- **Stated exercise**: Transcribe the material in full, exactly as written.

- **Records to use**:

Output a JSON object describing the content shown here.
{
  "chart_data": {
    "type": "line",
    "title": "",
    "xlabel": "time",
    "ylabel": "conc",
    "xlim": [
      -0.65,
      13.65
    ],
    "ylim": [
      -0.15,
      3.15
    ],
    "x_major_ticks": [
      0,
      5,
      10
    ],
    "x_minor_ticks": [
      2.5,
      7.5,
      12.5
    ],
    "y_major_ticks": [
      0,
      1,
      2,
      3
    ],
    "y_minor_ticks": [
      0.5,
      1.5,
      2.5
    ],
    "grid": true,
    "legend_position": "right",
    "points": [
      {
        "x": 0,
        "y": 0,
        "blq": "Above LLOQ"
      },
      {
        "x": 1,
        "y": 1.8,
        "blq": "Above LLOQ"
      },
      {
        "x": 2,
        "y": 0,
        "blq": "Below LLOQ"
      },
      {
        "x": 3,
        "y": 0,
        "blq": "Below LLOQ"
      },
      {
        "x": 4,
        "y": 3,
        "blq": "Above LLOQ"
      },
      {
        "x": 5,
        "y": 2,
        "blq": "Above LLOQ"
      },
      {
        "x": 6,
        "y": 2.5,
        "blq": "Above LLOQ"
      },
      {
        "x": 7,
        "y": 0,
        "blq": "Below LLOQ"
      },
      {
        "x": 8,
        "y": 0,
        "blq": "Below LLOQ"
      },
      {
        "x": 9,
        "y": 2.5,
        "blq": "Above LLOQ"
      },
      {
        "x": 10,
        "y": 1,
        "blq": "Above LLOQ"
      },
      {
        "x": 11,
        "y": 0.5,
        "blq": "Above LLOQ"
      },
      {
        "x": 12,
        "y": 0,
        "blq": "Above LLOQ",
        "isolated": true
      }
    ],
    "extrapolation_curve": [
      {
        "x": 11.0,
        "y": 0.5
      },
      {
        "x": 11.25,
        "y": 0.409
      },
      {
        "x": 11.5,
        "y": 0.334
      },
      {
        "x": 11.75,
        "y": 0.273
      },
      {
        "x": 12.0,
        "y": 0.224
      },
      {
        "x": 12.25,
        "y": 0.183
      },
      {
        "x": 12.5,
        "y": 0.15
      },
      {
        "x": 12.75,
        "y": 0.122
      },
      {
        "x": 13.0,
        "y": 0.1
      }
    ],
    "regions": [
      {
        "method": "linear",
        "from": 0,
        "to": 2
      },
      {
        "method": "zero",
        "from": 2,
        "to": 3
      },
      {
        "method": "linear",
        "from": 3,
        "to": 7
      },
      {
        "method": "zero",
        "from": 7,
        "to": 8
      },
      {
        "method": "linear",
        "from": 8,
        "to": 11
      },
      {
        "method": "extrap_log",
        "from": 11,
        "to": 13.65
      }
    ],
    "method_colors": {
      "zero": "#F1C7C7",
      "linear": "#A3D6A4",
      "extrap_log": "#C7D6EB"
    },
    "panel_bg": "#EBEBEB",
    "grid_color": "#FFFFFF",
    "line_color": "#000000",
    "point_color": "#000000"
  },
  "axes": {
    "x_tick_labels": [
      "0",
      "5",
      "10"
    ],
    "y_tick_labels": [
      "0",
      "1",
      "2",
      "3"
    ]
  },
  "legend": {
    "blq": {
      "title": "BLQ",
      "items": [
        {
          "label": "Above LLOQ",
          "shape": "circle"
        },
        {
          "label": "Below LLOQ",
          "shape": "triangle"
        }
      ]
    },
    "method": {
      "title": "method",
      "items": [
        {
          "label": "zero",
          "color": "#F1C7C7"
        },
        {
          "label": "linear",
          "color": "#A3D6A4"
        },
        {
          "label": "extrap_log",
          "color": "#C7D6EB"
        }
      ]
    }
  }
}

- **Task answer**:
Output a JSON object describing the content shown here.
{
  "chart_data": {
    "type": "line",
    "title": "",
    "xlabel": "time",
    "ylabel": "conc",
    "xlim": [
      -0.65,
      13.65
    ],
    "ylim": [
      -0.15,
      3.15
    ],
    "x_major_ticks": [
      0,
      5,
      10
    ],
    "x_minor_ticks": [
      2.5,
      7.5,
      12.5
    ],
    "y_major_ticks": [
      0,
      1,
      2,
      3
    ],
    "y_minor_ticks": [
      0.5,
      1.5,
      2.5
    ],
    "grid": true,
    "legend_position": "right",
    "points": [
      {
        "x": 0,
        "y": 0,
        "blq": "Above LLOQ"
      },
      {
        "x": 1,
        "y": 1.8,
        "blq": "Above LLOQ"
      },
      {
        "x": 2,
        "y": 0,
        "blq": "Below LLOQ"
      },
      {
        "x": 3,
        "y": 0,
        "blq": "Below LLOQ"
      },
      {
        "x": 4,
        "y": 3,
        "blq": "Above LLOQ"
      },
      {
        "x": 5,
        "y": 2,
        "blq": "Above LLOQ"
      },
      {
        "x": 6,
        "y": 2.5,
        "blq": "Above LLOQ"
      },
      {
        "x": 7,
        "y": 0,
        "blq": "Below LLOQ"
      },
      {
        "x": 8,
        "y": 0,
        "blq": "Below LLOQ"
      },
      {
        "x": 9,
        "y": 2.5,
        "blq": "Above LLOQ"
      },
      {
        "x": 10,
        "y": 1,
        "blq": "Above LLOQ"
      },
      {
        "x": 11,
        "y": 0.5,
        "blq": "Above LLOQ"
      },
      {
        "x": 12,
        "y": 0,
        "blq": "Above LLOQ",
        "isolated": true
      }
    ],
    "extrapolation_curve": [
      {
        "x": 11.0,
        "y": 0.5
      },
      {
        "x": 11.25,
        "y": 0.409
      },
      {
        "x": 11.5,
        "y": 0.334
      },
      {
        "x": 11.75,
        "y": 0.273
      },
      {
        "x": 12.0,
        "y": 0.224
      },
      {
        "x": 12.25,
        "y": 0.183
      },
      {
        "x": 12.5,
        "y": 0.15
      },
      {
        "x": 12.75,
        "y": 0.122
      },
      {
        "x": 13.0,
        "y": 0.1
      }
    ],
    "regions": [
      {
        "method": "linear",
        "from": 0,
        "to": 2
      },
      {
        "method": "zero",
        "from": 2,
        "to": 3
      },
      {
        "method": "linear",
        "from": 3,
        "to": 7
      },
      {
        "method": "zero",
        "from": 7,
        "to": 8
      },
      {
        "method": "linear",
        "from": 8,
        "to": 11
      },
      {
        "method": "extrap_log",
        "from": 11,
        "to": 13.65
      }
    ],
    "method_colors": {
      "zero": "#F1C7C7",
      "linear": "#A3D6A4",
      "extrap_log": "#C7D6EB"
    },
    "panel_bg": "#EBEBEB",
    "grid_color": "#FFFFFF",
    "line_color": "#000000",
    "point_color": "#000000"
  },
  "axes": {
    "x_tick_labels": [
      "0",
      "5",
      "10"
    ],
    "y_tick_labels": [
      "0",
      "1",
      "2",
      "3"
    ]
  },
  "legend": {
    "blq": {
      "title": "BLQ",
      "items": [
        {
          "label": "Above LLOQ",
          "shape": "circle"
        },
        {
          "label": "Below LLOQ",
          "shape": "triangle"
        }
      ]
    },
    "method": {
      "title": "method",
      "items": [
        {
          "label": "zero",
          "color": "#F1C7C7"
        },
        {
          "label": "linear",
          "color": "#A3D6A4"
        },
        {
          "label": "extrap_log",
          "color": "#C7D6EB"
        }
      ]
    }
  }
}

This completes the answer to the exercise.